_Records provided_:

* * * * * * *

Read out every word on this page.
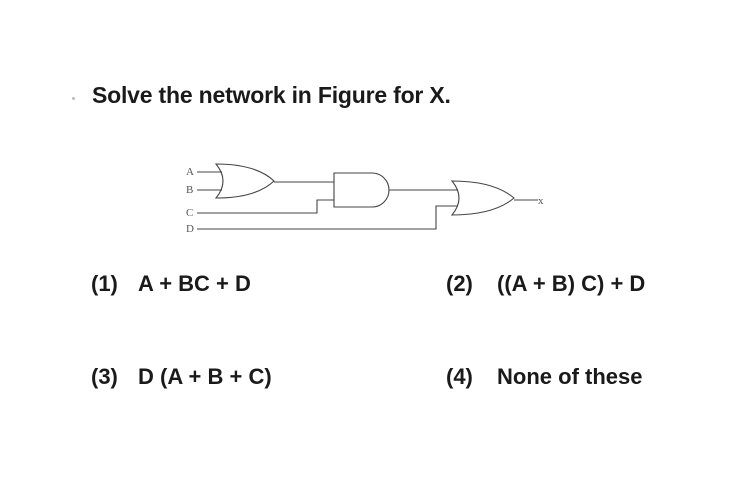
Solve the network in Figure for X.
A
B
C
D
x
(1) A + BC + D	(2) ((A + B) C) + D
(3) D (A + B + C)	(4) None of these
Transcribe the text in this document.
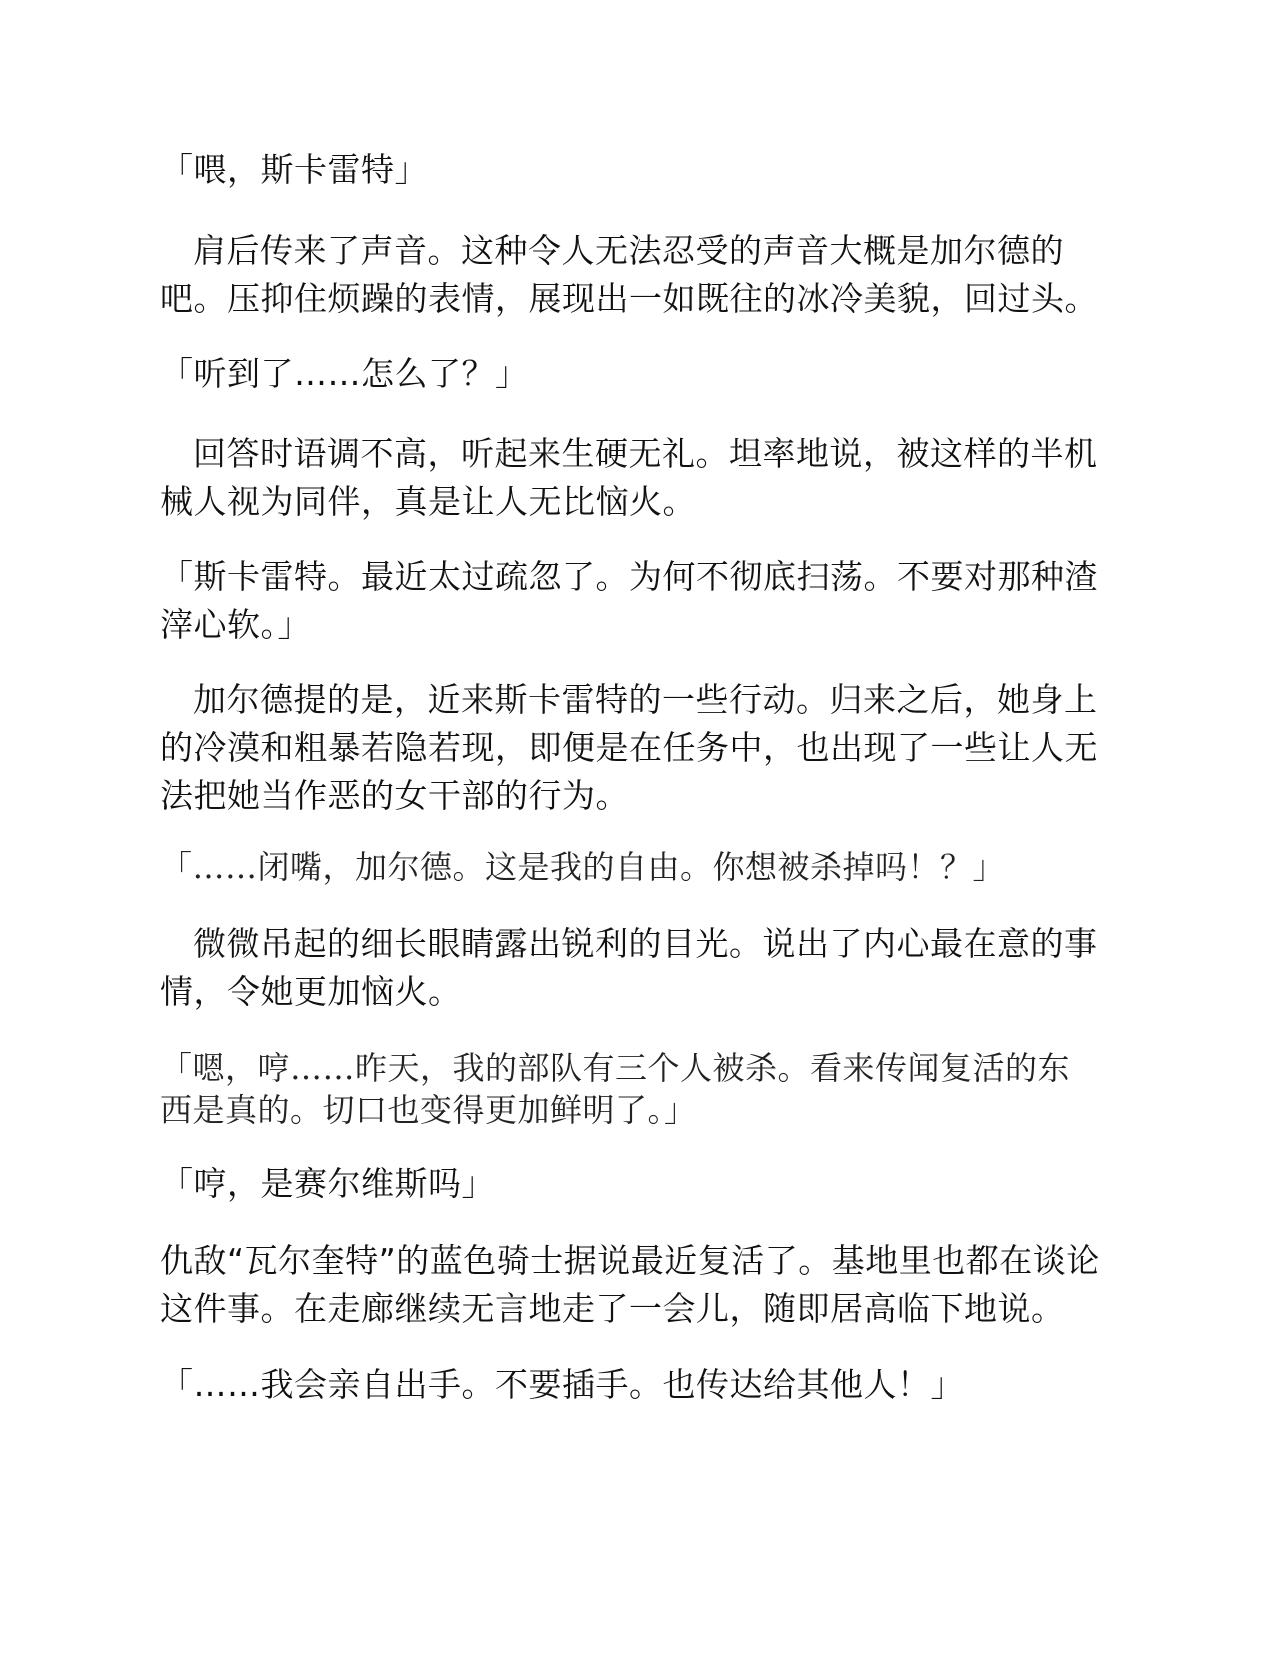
「喂，斯卡雷特」

肩后传来了声音。这种令人无法忍受的声音大概是加尔德的吧。压抑住烦躁的表情，展现出一如既往的冰冷美貌，回过头。

「听到了……怎么了？」

回答时语调不高，听起来生硬无礼。坦率地说，被这样的半机械人视为同伴，真是让人无比恼火。

「斯卡雷特。最近太过疏忽了。为何不彻底扫荡。不要对那种渣滓心软。」

加尔德提的是，近来斯卡雷特的一些行动。归来之后，她身上的冷漠和粗暴若隐若现，即便是在任务中，也出现了一些让人无法把她当作恶的女干部的行为。

「……闭嘴，加尔德。这是我的自由。你想被杀掉吗！？」

微微吊起的细长眼睛露出锐利的目光。说出了内心最在意的事情，令她更加恼火。

「嗯，哼……昨天，我的部队有三个人被杀。看来传闻复活的东西是真的。切口也变得更加鲜明了。」

「哼，是赛尔维斯吗」

仇敌“瓦尔奎特”的蓝色骑士据说最近复活了。基地里也都在谈论这件事。在走廊继续无言地走了一会儿，随即居高临下地说。

「……我会亲自出手。不要插手。也传达给其他人！」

* * * * * * *

_Task to carry out_:
Copy out all the data without changing anything, and drop the pictures.

_Reply_:
Read out every word on this page.
Solve the network in Figure for X.
A
B
C
D
x
(1) A + BC + D	(2) ((A + B) C) + D
(3) D (A + B + C)	(4) None of these
Transcribe the text in this document.
「喂，斯卡雷特」

肩后传来了声音。这种令人无法忍受的声音大概是加尔德的吧。压抑住烦躁的表情，展现出一如既往的冰冷美貌，回过头。

「听到了……怎么了？」

回答时语调不高，听起来生硬无礼。坦率地说，被这样的半机械人视为同伴，真是让人无比恼火。

「斯卡雷特。最近太过疏忽了。为何不彻底扫荡。不要对那种渣滓心软。」

加尔德提的是，近来斯卡雷特的一些行动。归来之后，她身上的冷漠和粗暴若隐若现，即便是在任务中，也出现了一些让人无法把她当作恶的女干部的行为。

「……闭嘴，加尔德。这是我的自由。你想被杀掉吗！？」

微微吊起的细长眼睛露出锐利的目光。说出了内心最在意的事情，令她更加恼火。

「嗯，哼……昨天，我的部队有三个人被杀。看来传闻复活的东西是真的。切口也变得更加鲜明了。」

「哼，是赛尔维斯吗」

仇敌“瓦尔奎特”的蓝色骑士据说最近复活了。基地里也都在谈论这件事。在走廊继续无言地走了一会儿，随即居高临下地说。

「……我会亲自出手。不要插手。也传达给其他人！」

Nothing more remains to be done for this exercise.